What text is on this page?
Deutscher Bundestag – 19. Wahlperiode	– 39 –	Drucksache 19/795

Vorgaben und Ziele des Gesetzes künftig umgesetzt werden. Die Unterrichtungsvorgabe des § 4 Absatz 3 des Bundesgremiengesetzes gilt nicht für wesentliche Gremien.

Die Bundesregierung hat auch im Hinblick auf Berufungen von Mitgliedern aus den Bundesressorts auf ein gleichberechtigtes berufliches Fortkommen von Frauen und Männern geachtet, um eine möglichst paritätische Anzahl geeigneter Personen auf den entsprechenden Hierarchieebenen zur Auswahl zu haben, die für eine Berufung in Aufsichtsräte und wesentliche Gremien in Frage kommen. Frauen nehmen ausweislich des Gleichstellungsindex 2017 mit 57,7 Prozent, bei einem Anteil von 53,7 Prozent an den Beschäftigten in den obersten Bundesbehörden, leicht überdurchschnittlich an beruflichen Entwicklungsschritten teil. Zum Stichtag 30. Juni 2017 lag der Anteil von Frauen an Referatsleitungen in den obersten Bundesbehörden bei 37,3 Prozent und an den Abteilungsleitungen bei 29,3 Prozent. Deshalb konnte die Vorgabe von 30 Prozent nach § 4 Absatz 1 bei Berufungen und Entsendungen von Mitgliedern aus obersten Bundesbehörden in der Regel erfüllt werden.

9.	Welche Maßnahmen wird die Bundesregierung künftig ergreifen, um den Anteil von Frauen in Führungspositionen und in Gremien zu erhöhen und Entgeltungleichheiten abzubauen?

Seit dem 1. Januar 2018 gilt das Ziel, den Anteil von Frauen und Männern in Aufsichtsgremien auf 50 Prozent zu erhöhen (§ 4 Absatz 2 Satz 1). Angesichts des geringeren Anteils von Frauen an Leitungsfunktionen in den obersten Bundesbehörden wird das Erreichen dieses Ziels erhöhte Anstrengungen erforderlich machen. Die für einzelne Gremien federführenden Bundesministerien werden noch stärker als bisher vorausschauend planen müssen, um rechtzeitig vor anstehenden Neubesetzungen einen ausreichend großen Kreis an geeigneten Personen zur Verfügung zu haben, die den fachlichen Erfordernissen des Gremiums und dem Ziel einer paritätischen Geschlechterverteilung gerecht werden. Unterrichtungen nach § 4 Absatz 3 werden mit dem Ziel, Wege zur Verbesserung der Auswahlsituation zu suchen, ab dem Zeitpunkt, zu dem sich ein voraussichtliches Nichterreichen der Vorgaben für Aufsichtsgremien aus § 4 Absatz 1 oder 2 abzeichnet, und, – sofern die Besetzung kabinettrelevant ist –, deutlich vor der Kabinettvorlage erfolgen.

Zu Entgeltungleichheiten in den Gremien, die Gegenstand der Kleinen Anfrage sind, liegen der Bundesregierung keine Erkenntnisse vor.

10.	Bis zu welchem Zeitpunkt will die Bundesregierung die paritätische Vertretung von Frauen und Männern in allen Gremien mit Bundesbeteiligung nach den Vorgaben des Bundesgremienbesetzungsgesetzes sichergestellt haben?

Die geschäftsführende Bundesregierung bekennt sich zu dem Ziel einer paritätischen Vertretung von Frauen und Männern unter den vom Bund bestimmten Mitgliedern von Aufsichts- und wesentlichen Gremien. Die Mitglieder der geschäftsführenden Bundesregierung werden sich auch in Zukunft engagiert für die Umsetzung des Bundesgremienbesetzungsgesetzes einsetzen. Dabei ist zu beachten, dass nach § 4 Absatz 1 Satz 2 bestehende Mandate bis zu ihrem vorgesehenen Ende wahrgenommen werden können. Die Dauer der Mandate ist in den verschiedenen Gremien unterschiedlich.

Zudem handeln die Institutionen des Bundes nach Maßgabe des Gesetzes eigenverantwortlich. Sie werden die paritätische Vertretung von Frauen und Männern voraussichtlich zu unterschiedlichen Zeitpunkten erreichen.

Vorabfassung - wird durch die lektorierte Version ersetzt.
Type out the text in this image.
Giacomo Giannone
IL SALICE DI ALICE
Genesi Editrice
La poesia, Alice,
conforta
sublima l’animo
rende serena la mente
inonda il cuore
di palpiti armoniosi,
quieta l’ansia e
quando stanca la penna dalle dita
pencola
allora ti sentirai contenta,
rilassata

+===+

In the records above, copy exactly the lines from the one that contains "Type out the text in this image." through the last, and nothing else.

Type out the text in this image.
Giacomo Giannone
IL SALICE DI ALICE
Genesi Editrice
La poesia, Alice,
conforta
sublima l’animo
rende serena la mente
inonda il cuore
di palpiti armoniosi,
quieta l’ansia e
quando stanca la penna dalle dita
pencola
allora ti sentirai contenta,
rilassata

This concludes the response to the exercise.